Records excerpted from a collection
———
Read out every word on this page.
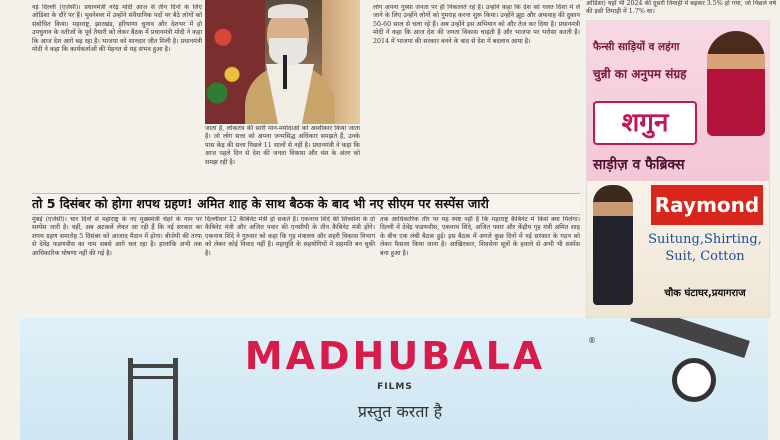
नई दिल्ली (एजेंसी)। प्रधानमंत्री नरेंद्र मोदी आज से तीन दिनों के लिए ओडिशा के दौरे पर हैं। भुवनेश्वर में उन्होंने संवैधानिक पदों पर बैठे लोगों को संबोधित किया। महाराष्ट्र, झारखंड, हरियाणा चुनाव और देशभर में हो उपचुनाव के नतीजों के पूर्व तैयारी को लेकर बैठक में प्रधानमंत्री मोदी ने कहा कि आज देश आगे बढ़ रहा है। भाजपा को शानदार जीत मिली है। प्रधानमंत्री मोदी ने कहा कि कार्यकर्ताओं की मेहनत से यह संभव हुआ है।
जाता है, लोकतंत्र की सारी मान-मर्यादाओं को अस्वीकार किया जाता है। जो लोग सत्ता को अपना जन्मसिद्ध अधिकार समझते हैं, उनके पास केंद्र की सत्ता पिछले 11 सालों से नहीं है। प्रधानमंत्री ने कहा कि आज पहले दिन से देश की जनता विकास और वंश के अंतर को समझ रही है।
लोग अपना गुस्सा जनता पर ही निकालते रहे हैं। उन्होंने कहा कि देश को गलत दिशा में ले जाने के लिए उन्होंने लोगों को गुमराह करना शुरू किया। उन्होंने झूठ और अफवाह की दुकान 50-60 साल से चला रहे हैं। अब उन्होंने इस अभियान को और तेज कर दिया है। प्रधानमंत्री मोदी ने कहा कि आज देश की जनता विकास चाहती है और भाजपा पर भरोसा करती है। 2014 में भाजपा की सरकार बनने के बाद से देश में बदलाव आया है।
ओडिशा) यहाँ भी 2024 की दूसरी तिमाही में बढ़कर 3.5% हो गया, जो पिछले वर्ष की इसी तिमाही में 1.7% था।
तो 5 दिसंबर को होगा शपथ ग्रहण! अमित शाह के साथ बैठक के बाद भी नए सीएम पर सस्पेंस जारी
मुंबई (एजेंसी)। चार दिनों से महाराष्ट्र के नए मुख्यमंत्री चेहरे के नाम पर सस्पेंस जारी है। वहीं, अब अटकलें लेकर आ रही हैं कि नई सरकार का शपथ ग्रहण समारोह 5 दिसंबर को आजाद मैदान में होगा। बीजेपी की तरफ से देवेंद्र फडणवीस का नाम सबसे आगे चल रहा है। हालांकि अभी तक आधिकारिक घोषणा नहीं की गई है।
दिल्लीवार 12 कैबिनेट मंत्री हो सकते हैं। एकनाथ शिंदे की शिवसेना के दो कैबिनेट मंत्री और अजित पवार की एनसीपी के तीन कैबिनेट मंत्री होंगे। एकनाथ शिंदे ने गुरुवार को कहा कि गृह मंत्रालय और शहरी विकास विभाग को लेकर कोई विवाद नहीं है। महायुति के सहयोगियों में सहमति बन चुकी है।
तक आधिकारिक तौर पर यह स्पष्ट नहीं है कि महाराष्ट्र कैबिनेट में किसे क्या मिलेगा। दिल्ली में देवेंद्र फडणवीस, एकनाथ शिंदे, अजित पवार और केंद्रीय गृह मंत्री अमित शाह के बीच एक लंबी बैठक हुई। इस बैठक में अगले कुछ दिनों में नई सरकार के गठन को लेकर फैसला किया जाना है। आखिरकार, शिवसेना सूत्रों के हवाले से अभी भी सस्पेंस बना हुआ है।
फैन्सी साड़ियों व लहंगा
चुन्नी का अनुपम संग्रह
शगुन
साड़ीज़ व फैब्रिक्स
Raymond
Suitung,Shirting, Suit, Cotton
चौक घंटाघर,प्रयागराज
MADHUBALA	®
FILMS
प्रस्तुत करता है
———
Transcribe all of the records above character for character. Exclude the pictures.

# Correct output
Read out every word on this page.
नई दिल्ली (एजेंसी)। प्रधानमंत्री नरेंद्र मोदी आज से तीन दिनों के लिए ओडिशा के दौरे पर हैं। भुवनेश्वर में उन्होंने संवैधानिक पदों पर बैठे लोगों को संबोधित किया। महाराष्ट्र, झारखंड, हरियाणा चुनाव और देशभर में हो उपचुनाव के नतीजों के पूर्व तैयारी को लेकर बैठक में प्रधानमंत्री मोदी ने कहा कि आज देश आगे बढ़ रहा है। भाजपा को शानदार जीत मिली है। प्रधानमंत्री मोदी ने कहा कि कार्यकर्ताओं की मेहनत से यह संभव हुआ है।
जाता है, लोकतंत्र की सारी मान-मर्यादाओं को अस्वीकार किया जाता है। जो लोग सत्ता को अपना जन्मसिद्ध अधिकार समझते हैं, उनके पास केंद्र की सत्ता पिछले 11 सालों से नहीं है। प्रधानमंत्री ने कहा कि आज पहले दिन से देश की जनता विकास और वंश के अंतर को समझ रही है।
लोग अपना गुस्सा जनता पर ही निकालते रहे हैं। उन्होंने कहा कि देश को गलत दिशा में ले जाने के लिए उन्होंने लोगों को गुमराह करना शुरू किया। उन्होंने झूठ और अफवाह की दुकान 50-60 साल से चला रहे हैं। अब उन्होंने इस अभियान को और तेज कर दिया है। प्रधानमंत्री मोदी ने कहा कि आज देश की जनता विकास चाहती है और भाजपा पर भरोसा करती है। 2014 में भाजपा की सरकार बनने के बाद से देश में बदलाव आया है।
ओडिशा) यहाँ भी 2024 की दूसरी तिमाही में बढ़कर 3.5% हो गया, जो पिछले वर्ष की इसी तिमाही में 1.7% था।
तो 5 दिसंबर को होगा शपथ ग्रहण! अमित शाह के साथ बैठक के बाद भी नए सीएम पर सस्पेंस जारी
मुंबई (एजेंसी)। चार दिनों से महाराष्ट्र के नए मुख्यमंत्री चेहरे के नाम पर सस्पेंस जारी है। वहीं, अब अटकलें लेकर आ रही हैं कि नई सरकार का शपथ ग्रहण समारोह 5 दिसंबर को आजाद मैदान में होगा। बीजेपी की तरफ से देवेंद्र फडणवीस का नाम सबसे आगे चल रहा है। हालांकि अभी तक आधिकारिक घोषणा नहीं की गई है।
दिल्लीवार 12 कैबिनेट मंत्री हो सकते हैं। एकनाथ शिंदे की शिवसेना के दो कैबिनेट मंत्री और अजित पवार की एनसीपी के तीन कैबिनेट मंत्री होंगे। एकनाथ शिंदे ने गुरुवार को कहा कि गृह मंत्रालय और शहरी विकास विभाग को लेकर कोई विवाद नहीं है। महायुति के सहयोगियों में सहमति बन चुकी है।
तक आधिकारिक तौर पर यह स्पष्ट नहीं है कि महाराष्ट्र कैबिनेट में किसे क्या मिलेगा। दिल्ली में देवेंद्र फडणवीस, एकनाथ शिंदे, अजित पवार और केंद्रीय गृह मंत्री अमित शाह के बीच एक लंबी बैठक हुई। इस बैठक में अगले कुछ दिनों में नई सरकार के गठन को लेकर फैसला किया जाना है। आखिरकार, शिवसेना सूत्रों के हवाले से अभी भी सस्पेंस बना हुआ है।
फैन्सी साड़ियों व लहंगा
चुन्नी का अनुपम संग्रह
शगुन
साड़ीज़ व फैब्रिक्स
Raymond
Suitung,Shirting, Suit, Cotton
चौक घंटाघर,प्रयागराज
MADHUBALA	®
FILMS
प्रस्तुत करता है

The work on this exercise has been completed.